## begin SOURCE RECORDS
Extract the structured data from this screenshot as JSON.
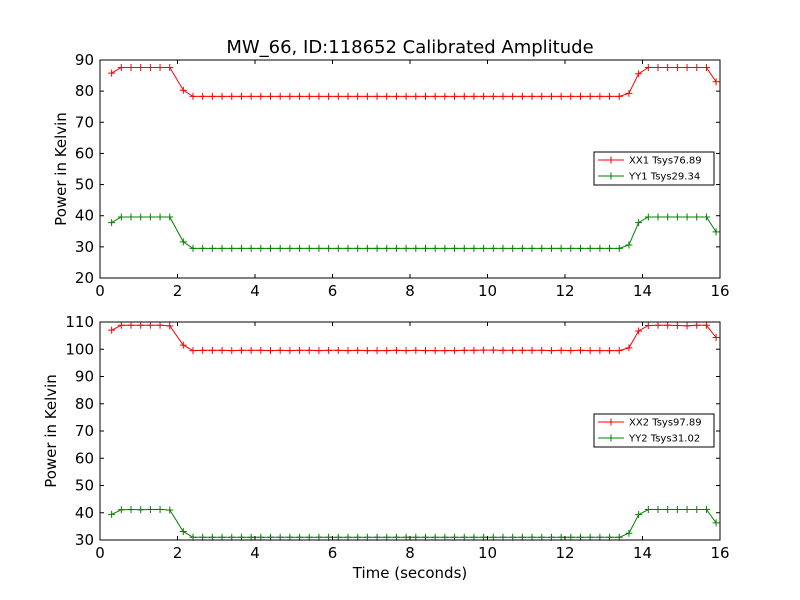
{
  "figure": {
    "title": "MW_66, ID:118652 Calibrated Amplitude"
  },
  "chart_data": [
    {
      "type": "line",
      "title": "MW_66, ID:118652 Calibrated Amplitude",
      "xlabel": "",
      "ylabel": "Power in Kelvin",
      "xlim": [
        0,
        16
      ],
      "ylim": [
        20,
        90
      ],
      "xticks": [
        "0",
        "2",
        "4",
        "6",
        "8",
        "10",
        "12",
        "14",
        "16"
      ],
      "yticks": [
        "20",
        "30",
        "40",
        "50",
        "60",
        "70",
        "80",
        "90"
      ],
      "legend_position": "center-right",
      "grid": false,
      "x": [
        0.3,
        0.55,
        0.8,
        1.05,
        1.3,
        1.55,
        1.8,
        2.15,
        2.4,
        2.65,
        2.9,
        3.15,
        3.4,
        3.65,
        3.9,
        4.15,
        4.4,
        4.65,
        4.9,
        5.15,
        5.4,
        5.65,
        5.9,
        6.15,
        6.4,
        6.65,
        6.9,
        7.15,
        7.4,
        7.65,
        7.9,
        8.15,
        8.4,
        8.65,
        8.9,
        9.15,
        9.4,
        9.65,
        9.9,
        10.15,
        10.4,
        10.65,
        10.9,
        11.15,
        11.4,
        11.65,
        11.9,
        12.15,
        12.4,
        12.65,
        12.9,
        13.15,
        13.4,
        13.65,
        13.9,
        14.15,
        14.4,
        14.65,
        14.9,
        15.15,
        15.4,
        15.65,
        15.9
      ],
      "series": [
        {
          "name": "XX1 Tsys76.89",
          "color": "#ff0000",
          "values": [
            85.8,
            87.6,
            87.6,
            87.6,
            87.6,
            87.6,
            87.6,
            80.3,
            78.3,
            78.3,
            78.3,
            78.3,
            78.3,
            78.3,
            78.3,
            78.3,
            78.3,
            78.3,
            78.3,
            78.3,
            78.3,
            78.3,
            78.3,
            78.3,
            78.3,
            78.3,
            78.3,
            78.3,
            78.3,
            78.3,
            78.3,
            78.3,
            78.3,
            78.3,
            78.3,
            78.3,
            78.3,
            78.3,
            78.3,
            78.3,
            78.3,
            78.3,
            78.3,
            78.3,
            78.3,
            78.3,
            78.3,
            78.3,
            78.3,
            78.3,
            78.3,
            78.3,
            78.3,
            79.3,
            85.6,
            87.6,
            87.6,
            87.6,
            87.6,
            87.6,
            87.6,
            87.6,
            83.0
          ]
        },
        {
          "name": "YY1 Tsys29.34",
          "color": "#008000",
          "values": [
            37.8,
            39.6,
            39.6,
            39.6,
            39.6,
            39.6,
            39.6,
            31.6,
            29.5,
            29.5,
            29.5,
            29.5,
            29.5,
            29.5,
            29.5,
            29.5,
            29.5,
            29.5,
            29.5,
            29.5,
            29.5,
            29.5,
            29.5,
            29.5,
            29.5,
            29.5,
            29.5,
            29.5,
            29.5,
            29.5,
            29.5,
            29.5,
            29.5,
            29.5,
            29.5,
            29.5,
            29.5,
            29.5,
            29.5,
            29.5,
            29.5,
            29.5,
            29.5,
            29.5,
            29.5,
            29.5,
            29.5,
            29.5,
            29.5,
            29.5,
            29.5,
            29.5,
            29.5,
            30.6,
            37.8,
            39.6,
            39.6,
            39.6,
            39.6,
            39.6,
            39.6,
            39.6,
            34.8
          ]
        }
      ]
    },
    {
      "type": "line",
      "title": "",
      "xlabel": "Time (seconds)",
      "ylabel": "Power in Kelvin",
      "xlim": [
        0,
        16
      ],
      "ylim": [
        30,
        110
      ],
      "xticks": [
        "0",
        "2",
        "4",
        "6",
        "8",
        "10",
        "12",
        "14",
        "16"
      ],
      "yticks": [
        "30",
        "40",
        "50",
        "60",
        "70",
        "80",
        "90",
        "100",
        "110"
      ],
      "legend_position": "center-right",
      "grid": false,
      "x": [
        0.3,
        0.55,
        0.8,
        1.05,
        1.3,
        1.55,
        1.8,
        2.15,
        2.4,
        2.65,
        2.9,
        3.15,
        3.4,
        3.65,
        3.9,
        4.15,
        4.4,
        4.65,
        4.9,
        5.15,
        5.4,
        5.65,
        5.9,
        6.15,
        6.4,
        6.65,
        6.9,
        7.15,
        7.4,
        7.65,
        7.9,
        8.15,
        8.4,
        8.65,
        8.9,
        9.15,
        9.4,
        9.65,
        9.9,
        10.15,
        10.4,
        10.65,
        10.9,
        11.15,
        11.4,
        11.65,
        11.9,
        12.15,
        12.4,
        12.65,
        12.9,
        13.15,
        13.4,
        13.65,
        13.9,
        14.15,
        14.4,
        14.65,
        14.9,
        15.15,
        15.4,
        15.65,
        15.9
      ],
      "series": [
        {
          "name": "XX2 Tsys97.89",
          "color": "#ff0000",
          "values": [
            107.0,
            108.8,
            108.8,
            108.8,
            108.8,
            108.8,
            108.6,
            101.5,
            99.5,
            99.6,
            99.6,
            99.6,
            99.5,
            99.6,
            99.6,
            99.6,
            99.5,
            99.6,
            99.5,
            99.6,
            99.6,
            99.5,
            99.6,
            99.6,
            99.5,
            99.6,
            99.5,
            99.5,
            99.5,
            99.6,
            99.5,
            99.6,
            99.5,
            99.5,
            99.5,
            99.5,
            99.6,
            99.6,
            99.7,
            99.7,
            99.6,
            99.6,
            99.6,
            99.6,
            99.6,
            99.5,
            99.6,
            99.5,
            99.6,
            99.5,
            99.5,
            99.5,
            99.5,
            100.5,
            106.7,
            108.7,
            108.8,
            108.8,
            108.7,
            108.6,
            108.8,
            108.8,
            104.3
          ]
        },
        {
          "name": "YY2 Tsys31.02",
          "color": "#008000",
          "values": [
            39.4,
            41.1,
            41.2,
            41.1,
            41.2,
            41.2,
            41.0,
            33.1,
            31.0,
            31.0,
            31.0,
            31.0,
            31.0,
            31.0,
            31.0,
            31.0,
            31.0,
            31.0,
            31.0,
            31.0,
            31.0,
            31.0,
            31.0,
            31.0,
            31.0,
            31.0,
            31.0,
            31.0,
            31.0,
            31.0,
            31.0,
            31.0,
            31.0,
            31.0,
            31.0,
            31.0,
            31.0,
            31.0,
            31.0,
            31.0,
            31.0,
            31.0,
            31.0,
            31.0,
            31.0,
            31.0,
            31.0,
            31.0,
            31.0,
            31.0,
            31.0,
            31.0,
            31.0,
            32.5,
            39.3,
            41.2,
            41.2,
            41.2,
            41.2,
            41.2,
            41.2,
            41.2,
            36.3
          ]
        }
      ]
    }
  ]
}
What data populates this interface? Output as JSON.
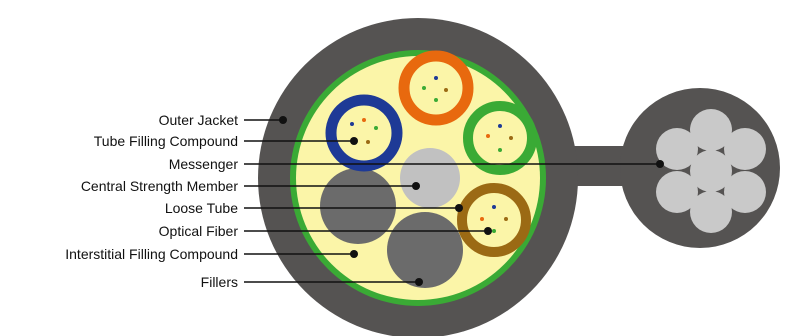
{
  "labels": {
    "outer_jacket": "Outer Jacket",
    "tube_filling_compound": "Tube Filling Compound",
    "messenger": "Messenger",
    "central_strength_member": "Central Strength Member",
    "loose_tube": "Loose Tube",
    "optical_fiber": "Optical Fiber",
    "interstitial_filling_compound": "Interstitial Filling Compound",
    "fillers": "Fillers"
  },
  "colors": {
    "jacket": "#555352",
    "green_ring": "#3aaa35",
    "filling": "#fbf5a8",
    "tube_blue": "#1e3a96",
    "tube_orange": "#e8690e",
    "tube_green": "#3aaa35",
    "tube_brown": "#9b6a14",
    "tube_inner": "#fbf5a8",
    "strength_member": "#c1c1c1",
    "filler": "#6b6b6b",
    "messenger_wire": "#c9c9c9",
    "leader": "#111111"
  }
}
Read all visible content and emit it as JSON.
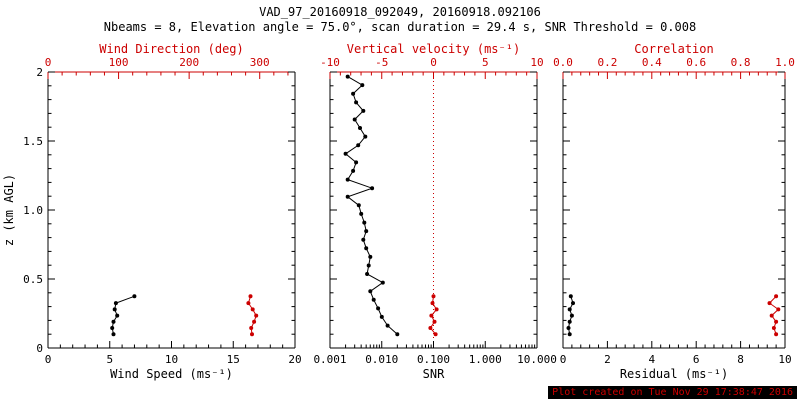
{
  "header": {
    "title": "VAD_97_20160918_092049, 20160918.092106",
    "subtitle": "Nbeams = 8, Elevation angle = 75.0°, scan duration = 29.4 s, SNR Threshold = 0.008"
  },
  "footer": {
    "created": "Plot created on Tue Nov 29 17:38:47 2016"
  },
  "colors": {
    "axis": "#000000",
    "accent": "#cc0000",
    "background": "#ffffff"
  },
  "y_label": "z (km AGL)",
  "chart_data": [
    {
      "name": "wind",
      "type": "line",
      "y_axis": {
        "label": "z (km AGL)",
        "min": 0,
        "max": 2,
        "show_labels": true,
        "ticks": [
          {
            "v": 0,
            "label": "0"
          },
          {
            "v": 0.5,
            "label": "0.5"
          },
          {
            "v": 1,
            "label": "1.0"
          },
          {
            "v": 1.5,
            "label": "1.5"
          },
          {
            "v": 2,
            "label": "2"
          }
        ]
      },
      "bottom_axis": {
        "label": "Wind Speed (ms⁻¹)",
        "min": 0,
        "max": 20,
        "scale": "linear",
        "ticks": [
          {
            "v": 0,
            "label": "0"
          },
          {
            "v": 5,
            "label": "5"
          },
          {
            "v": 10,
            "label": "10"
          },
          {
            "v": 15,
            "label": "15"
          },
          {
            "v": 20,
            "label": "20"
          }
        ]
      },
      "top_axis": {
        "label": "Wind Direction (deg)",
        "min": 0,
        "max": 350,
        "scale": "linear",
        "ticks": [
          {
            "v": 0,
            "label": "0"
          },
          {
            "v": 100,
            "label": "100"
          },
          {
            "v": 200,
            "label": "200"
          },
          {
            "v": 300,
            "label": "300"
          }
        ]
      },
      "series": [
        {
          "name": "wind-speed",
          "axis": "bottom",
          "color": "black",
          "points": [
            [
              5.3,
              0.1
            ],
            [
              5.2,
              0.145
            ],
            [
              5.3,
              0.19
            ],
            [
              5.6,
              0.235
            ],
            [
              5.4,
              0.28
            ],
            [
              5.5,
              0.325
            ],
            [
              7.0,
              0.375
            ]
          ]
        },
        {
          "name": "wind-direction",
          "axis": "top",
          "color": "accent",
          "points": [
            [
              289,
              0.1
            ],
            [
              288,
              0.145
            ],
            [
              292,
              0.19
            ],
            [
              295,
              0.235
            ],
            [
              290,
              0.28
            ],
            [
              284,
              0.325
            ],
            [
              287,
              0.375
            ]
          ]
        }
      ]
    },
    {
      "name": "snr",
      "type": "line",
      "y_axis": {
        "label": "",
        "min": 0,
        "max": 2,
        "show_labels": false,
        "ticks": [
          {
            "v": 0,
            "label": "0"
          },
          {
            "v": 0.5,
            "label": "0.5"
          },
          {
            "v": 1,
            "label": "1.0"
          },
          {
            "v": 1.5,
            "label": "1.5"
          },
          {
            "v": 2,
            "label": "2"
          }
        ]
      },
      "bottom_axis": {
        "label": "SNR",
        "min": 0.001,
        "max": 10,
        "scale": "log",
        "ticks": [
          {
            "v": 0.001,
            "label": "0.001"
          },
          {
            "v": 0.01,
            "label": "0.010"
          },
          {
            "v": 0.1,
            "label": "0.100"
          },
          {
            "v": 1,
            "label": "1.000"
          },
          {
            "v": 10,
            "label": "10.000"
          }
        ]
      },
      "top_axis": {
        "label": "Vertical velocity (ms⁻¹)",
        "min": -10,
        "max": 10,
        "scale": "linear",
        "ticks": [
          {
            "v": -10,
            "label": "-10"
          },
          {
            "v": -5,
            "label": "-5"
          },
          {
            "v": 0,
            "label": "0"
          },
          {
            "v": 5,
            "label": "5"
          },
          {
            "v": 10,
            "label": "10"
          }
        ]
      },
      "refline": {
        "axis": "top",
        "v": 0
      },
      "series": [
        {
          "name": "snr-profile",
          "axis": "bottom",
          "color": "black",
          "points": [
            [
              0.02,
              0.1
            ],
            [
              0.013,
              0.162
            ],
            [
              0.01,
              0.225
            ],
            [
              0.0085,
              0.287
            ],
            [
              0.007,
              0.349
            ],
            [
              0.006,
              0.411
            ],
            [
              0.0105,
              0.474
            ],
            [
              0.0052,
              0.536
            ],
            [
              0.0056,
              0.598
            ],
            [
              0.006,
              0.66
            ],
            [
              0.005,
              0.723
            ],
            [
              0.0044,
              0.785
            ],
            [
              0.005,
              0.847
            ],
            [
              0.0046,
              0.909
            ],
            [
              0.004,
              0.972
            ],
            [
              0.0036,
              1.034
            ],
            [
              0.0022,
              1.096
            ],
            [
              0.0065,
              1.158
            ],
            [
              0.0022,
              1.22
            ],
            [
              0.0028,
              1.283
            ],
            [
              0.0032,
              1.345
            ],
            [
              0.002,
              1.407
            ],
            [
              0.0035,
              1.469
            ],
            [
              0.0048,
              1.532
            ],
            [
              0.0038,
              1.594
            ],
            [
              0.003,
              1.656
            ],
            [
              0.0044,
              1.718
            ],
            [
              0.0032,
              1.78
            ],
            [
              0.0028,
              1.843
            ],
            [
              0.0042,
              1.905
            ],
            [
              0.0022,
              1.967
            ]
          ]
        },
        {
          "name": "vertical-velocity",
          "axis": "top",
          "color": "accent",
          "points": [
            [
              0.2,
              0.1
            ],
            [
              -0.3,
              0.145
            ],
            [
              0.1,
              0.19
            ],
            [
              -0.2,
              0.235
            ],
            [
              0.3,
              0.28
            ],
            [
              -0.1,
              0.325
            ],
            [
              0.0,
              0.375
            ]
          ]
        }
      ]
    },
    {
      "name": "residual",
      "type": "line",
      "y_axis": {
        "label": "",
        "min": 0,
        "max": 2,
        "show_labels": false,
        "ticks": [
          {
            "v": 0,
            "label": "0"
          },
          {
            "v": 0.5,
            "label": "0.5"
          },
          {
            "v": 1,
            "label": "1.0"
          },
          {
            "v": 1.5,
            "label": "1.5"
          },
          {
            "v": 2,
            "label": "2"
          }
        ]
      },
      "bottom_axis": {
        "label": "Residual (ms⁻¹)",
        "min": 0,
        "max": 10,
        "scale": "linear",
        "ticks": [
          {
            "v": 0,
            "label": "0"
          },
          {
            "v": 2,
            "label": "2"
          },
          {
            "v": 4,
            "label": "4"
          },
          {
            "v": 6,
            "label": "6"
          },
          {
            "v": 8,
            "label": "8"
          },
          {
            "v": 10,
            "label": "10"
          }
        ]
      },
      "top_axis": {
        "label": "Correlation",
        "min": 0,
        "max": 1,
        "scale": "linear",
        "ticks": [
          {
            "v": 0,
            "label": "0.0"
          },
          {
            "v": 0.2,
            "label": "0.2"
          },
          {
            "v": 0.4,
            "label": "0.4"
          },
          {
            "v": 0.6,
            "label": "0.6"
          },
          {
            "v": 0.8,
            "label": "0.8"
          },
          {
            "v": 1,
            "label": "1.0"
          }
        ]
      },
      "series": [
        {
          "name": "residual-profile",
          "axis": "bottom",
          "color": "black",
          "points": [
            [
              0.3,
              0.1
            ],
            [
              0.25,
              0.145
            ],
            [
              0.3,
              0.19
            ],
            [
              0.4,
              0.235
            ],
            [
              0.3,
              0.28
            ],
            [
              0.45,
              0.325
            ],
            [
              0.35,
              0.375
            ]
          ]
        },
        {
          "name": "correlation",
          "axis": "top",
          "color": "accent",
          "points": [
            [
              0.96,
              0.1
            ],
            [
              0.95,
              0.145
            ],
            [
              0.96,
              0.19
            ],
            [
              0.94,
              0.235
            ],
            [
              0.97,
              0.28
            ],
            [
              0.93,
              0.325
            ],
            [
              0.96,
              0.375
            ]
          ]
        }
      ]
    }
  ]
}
## end SOURCE RECORDS
> _YOUR INSTRUCTIONS_: Going through the data, tally the lines containing "Amplitude" and report only the result.

> _WRITTEN ANSWER_: 2